### PROVIDED DATA

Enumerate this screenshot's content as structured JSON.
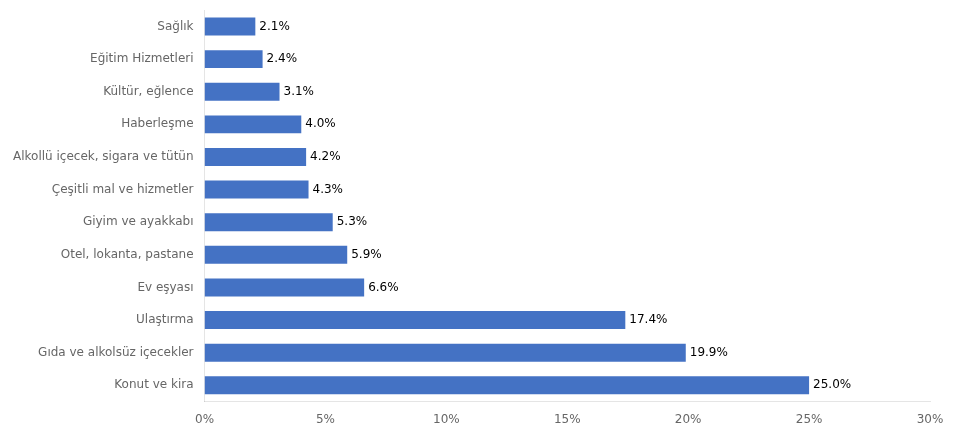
{
  "chart_data": {
    "type": "bar",
    "orientation": "horizontal",
    "categories": [
      "Konut ve kira",
      "Gıda ve alkolsüz içecekler",
      "Ulaştırma",
      "Ev eşyası",
      "Otel, lokanta, pastane",
      "Giyim ve ayakkabı",
      "Çeşitli mal ve hizmetler",
      "Alkollü içecek, sigara ve tütün",
      "Haberleşme",
      "Kültür, eğlence",
      "Eğitim Hizmetleri",
      "Sağlık"
    ],
    "values": [
      25.0,
      19.9,
      17.4,
      6.6,
      5.9,
      5.3,
      4.3,
      4.2,
      4.0,
      3.1,
      2.4,
      2.1
    ],
    "value_labels": [
      "25.0%",
      "19.9%",
      "17.4%",
      "6.6%",
      "5.9%",
      "5.3%",
      "4.3%",
      "4.2%",
      "4.0%",
      "3.1%",
      "2.4%",
      "2.1%"
    ],
    "data_labels": true,
    "color": "#4472C4",
    "xlim": [
      0,
      30
    ],
    "xticks": [
      {
        "value": 0,
        "label": "0%"
      },
      {
        "value": 5,
        "label": "5%"
      },
      {
        "value": 10,
        "label": "10%"
      },
      {
        "value": 15,
        "label": "15%"
      },
      {
        "value": 20,
        "label": "20%"
      },
      {
        "value": 25,
        "label": "25%"
      },
      {
        "value": 30,
        "label": "30%"
      }
    ],
    "grid": false
  }
}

### WHAT THE EXERCISE ASKS
Every line is to be duplicated exactly, though pictures stay out.

### TASK RESULT
Enumerate this screenshot's content as structured JSON.
{
  "chart_data": {
    "type": "bar",
    "orientation": "horizontal",
    "categories": [
      "Konut ve kira",
      "Gıda ve alkolsüz içecekler",
      "Ulaştırma",
      "Ev eşyası",
      "Otel, lokanta, pastane",
      "Giyim ve ayakkabı",
      "Çeşitli mal ve hizmetler",
      "Alkollü içecek, sigara ve tütün",
      "Haberleşme",
      "Kültür, eğlence",
      "Eğitim Hizmetleri",
      "Sağlık"
    ],
    "values": [
      25.0,
      19.9,
      17.4,
      6.6,
      5.9,
      5.3,
      4.3,
      4.2,
      4.0,
      3.1,
      2.4,
      2.1
    ],
    "value_labels": [
      "25.0%",
      "19.9%",
      "17.4%",
      "6.6%",
      "5.9%",
      "5.3%",
      "4.3%",
      "4.2%",
      "4.0%",
      "3.1%",
      "2.4%",
      "2.1%"
    ],
    "data_labels": true,
    "color": "#4472C4",
    "xlim": [
      0,
      30
    ],
    "xticks": [
      {
        "value": 0,
        "label": "0%"
      },
      {
        "value": 5,
        "label": "5%"
      },
      {
        "value": 10,
        "label": "10%"
      },
      {
        "value": 15,
        "label": "15%"
      },
      {
        "value": 20,
        "label": "20%"
      },
      {
        "value": 25,
        "label": "25%"
      },
      {
        "value": 30,
        "label": "30%"
      }
    ],
    "grid": false
  }
}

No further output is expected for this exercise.